■ **Data listing**:
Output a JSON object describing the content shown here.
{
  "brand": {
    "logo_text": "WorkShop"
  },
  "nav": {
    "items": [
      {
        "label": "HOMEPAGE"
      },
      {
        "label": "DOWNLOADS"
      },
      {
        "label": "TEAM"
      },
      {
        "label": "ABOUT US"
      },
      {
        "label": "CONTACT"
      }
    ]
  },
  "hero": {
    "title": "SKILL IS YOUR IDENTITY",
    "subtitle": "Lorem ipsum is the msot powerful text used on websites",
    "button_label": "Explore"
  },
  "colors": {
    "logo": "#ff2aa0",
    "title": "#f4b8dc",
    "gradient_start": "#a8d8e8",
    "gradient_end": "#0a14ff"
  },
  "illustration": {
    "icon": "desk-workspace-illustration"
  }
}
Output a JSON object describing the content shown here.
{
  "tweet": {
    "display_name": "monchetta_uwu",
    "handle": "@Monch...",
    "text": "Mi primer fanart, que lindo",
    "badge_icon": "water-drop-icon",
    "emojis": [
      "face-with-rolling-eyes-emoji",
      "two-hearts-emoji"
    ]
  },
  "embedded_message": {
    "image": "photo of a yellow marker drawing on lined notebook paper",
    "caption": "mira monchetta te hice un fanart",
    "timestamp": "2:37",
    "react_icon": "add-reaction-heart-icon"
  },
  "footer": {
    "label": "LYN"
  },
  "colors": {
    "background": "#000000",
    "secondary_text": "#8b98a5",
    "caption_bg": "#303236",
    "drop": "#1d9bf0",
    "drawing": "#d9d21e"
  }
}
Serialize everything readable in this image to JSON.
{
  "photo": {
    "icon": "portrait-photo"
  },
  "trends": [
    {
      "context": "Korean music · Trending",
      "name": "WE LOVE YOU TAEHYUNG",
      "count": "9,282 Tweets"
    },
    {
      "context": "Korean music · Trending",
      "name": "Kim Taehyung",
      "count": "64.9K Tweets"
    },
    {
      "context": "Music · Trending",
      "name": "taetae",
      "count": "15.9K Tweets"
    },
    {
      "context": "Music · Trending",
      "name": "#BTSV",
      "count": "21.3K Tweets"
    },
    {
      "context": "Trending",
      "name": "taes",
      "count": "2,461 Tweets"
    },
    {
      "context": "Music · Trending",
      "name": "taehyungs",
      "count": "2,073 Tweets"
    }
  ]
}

■ **Goal**:
Repeat every record, keeping each word and mark exactly as it is.

■ **Response for this exercise**:
Output a JSON object describing the content shown here.
{
  "brand": {
    "logo_text": "WorkShop"
  },
  "nav": {
    "items": [
      {
        "label": "HOMEPAGE"
      },
      {
        "label": "DOWNLOADS"
      },
      {
        "label": "TEAM"
      },
      {
        "label": "ABOUT US"
      },
      {
        "label": "CONTACT"
      }
    ]
  },
  "hero": {
    "title": "SKILL IS YOUR IDENTITY",
    "subtitle": "Lorem ipsum is the msot powerful text used on websites",
    "button_label": "Explore"
  },
  "colors": {
    "logo": "#ff2aa0",
    "title": "#f4b8dc",
    "gradient_start": "#a8d8e8",
    "gradient_end": "#0a14ff"
  },
  "illustration": {
    "icon": "desk-workspace-illustration"
  }
}
Output a JSON object describing the content shown here.
{
  "tweet": {
    "display_name": "monchetta_uwu",
    "handle": "@Monch...",
    "text": "Mi primer fanart, que lindo",
    "badge_icon": "water-drop-icon",
    "emojis": [
      "face-with-rolling-eyes-emoji",
      "two-hearts-emoji"
    ]
  },
  "embedded_message": {
    "image": "photo of a yellow marker drawing on lined notebook paper",
    "caption": "mira monchetta te hice un fanart",
    "timestamp": "2:37",
    "react_icon": "add-reaction-heart-icon"
  },
  "footer": {
    "label": "LYN"
  },
  "colors": {
    "background": "#000000",
    "secondary_text": "#8b98a5",
    "caption_bg": "#303236",
    "drop": "#1d9bf0",
    "drawing": "#d9d21e"
  }
}
Serialize everything readable in this image to JSON.
{
  "photo": {
    "icon": "portrait-photo"
  },
  "trends": [
    {
      "context": "Korean music · Trending",
      "name": "WE LOVE YOU TAEHYUNG",
      "count": "9,282 Tweets"
    },
    {
      "context": "Korean music · Trending",
      "name": "Kim Taehyung",
      "count": "64.9K Tweets"
    },
    {
      "context": "Music · Trending",
      "name": "taetae",
      "count": "15.9K Tweets"
    },
    {
      "context": "Music · Trending",
      "name": "#BTSV",
      "count": "21.3K Tweets"
    },
    {
      "context": "Trending",
      "name": "taes",
      "count": "2,461 Tweets"
    },
    {
      "context": "Music · Trending",
      "name": "taehyungs",
      "count": "2,073 Tweets"
    }
  ]
}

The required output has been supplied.